Problem statement:
How many lines in the records below contain the word "from"? Give only the number.

##### Information shown #####

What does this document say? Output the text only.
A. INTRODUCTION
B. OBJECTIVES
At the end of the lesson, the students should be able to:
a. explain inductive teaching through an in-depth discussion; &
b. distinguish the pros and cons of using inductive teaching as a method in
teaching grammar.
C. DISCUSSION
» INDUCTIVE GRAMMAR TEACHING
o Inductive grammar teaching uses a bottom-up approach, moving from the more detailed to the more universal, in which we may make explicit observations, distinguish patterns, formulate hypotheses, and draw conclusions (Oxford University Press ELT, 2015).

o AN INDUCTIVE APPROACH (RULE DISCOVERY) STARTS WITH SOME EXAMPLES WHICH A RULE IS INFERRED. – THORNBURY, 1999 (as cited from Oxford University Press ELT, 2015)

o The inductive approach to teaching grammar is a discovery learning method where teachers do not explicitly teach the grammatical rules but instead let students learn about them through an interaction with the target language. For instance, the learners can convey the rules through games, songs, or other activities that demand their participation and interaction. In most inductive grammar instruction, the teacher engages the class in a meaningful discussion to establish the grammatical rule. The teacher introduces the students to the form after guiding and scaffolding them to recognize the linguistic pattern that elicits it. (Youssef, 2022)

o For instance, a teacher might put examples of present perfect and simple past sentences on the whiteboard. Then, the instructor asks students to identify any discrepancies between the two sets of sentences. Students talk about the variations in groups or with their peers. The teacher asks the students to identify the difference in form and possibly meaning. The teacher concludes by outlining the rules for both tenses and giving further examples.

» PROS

#####

Problem solution:
2